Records
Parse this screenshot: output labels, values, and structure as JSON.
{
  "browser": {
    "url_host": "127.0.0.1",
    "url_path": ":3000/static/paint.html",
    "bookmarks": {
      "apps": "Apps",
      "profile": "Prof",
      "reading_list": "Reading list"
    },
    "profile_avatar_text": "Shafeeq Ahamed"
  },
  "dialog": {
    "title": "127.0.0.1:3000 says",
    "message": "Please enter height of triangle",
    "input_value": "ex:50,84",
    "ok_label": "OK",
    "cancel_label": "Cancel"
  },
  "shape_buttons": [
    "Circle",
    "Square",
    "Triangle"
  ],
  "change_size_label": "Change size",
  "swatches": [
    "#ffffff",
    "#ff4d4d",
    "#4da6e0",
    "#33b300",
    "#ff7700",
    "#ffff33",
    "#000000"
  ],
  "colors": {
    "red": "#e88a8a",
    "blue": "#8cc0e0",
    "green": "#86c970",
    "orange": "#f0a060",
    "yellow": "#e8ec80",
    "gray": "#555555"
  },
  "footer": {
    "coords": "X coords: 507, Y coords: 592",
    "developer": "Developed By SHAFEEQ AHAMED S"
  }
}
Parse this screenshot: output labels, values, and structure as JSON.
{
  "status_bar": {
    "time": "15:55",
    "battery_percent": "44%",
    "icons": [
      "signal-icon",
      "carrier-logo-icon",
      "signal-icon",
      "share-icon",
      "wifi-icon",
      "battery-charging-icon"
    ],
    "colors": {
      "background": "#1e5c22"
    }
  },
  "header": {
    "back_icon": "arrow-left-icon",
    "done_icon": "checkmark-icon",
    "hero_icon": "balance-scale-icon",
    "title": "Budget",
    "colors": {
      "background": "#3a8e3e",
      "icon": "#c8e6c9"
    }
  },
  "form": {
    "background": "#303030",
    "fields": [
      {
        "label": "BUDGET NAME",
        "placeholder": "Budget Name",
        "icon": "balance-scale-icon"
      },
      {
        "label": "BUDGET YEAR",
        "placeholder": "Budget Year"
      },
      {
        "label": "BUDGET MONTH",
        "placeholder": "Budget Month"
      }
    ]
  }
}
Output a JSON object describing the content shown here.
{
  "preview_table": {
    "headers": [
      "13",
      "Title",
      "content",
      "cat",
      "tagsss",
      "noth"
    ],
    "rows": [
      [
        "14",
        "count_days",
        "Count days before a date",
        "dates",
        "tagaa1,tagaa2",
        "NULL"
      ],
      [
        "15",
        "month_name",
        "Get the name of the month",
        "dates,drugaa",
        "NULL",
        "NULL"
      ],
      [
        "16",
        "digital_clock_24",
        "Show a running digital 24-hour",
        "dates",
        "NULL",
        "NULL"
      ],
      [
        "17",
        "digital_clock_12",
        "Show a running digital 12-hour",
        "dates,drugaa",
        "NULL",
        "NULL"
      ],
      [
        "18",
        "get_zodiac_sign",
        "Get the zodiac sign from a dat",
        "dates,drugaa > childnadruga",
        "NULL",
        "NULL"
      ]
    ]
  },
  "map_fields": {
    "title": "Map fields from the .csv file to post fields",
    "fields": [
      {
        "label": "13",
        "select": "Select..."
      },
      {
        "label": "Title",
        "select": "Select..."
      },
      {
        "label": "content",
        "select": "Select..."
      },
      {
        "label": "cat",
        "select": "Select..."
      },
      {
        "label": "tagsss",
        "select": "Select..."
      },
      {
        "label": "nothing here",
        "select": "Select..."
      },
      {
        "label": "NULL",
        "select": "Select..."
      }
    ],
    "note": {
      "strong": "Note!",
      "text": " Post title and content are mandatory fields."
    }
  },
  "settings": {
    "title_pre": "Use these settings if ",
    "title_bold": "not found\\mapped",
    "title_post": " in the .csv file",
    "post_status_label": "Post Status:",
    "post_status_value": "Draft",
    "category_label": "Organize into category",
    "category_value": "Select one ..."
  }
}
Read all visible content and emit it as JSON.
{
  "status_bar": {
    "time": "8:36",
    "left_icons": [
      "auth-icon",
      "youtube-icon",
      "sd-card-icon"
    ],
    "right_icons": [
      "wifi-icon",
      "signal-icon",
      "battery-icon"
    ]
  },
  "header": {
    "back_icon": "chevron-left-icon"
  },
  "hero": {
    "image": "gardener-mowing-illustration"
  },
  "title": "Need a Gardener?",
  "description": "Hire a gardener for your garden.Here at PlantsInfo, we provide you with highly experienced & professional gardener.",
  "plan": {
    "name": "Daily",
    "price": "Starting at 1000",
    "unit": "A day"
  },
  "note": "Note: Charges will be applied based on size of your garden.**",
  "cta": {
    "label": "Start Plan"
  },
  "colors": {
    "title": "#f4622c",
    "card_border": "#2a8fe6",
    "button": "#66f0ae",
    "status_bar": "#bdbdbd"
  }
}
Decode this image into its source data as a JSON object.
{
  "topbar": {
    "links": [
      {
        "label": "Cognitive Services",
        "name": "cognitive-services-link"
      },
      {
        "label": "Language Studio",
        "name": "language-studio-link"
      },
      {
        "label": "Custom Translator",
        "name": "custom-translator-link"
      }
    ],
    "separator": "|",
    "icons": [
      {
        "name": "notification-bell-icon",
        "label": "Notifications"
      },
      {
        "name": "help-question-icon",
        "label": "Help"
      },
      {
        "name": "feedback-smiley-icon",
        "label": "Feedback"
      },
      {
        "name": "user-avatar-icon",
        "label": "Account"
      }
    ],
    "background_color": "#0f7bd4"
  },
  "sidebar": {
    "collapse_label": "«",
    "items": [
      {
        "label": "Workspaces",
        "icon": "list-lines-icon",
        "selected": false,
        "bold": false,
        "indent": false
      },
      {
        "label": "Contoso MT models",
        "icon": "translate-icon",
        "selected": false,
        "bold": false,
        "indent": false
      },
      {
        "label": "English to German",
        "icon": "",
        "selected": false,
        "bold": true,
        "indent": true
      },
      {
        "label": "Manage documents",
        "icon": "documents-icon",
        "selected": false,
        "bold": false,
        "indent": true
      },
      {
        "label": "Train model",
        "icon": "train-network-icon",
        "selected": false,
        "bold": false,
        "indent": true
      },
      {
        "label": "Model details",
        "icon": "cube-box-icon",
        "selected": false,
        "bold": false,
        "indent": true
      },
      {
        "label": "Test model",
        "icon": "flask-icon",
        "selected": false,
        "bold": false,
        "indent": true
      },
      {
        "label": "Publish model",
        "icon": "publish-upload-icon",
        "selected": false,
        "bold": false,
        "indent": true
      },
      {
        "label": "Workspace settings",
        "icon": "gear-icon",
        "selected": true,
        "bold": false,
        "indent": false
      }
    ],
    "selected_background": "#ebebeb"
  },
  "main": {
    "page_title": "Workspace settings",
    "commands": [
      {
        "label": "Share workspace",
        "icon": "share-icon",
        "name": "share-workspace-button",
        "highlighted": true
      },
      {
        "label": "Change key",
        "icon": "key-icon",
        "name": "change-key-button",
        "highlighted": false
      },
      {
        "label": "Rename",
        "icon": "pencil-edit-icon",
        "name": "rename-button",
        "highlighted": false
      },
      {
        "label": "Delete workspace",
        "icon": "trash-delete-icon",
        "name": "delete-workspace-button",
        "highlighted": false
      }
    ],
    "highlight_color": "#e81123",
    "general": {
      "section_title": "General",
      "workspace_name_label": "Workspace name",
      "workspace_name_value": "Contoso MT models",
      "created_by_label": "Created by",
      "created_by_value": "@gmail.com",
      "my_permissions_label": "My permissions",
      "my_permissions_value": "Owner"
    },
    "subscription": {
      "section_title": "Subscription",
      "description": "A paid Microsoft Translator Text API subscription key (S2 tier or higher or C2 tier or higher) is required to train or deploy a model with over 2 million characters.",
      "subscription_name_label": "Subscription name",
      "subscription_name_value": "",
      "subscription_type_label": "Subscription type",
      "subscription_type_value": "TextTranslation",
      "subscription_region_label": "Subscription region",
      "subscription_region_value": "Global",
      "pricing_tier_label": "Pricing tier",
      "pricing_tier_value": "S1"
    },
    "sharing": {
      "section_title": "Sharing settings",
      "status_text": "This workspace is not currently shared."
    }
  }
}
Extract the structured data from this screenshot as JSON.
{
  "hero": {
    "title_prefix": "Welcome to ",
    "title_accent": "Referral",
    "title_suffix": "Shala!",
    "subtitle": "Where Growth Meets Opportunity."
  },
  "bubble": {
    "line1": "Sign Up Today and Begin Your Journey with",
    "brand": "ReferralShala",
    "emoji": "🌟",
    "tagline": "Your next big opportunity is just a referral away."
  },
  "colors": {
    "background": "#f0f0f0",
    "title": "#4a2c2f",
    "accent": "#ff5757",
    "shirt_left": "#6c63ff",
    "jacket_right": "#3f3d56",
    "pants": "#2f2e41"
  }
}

• WRITTEN INSTRUCTION: Scan the material above and determine how many lines include the word "models"; report only the number.

• TASK ANSWER: 2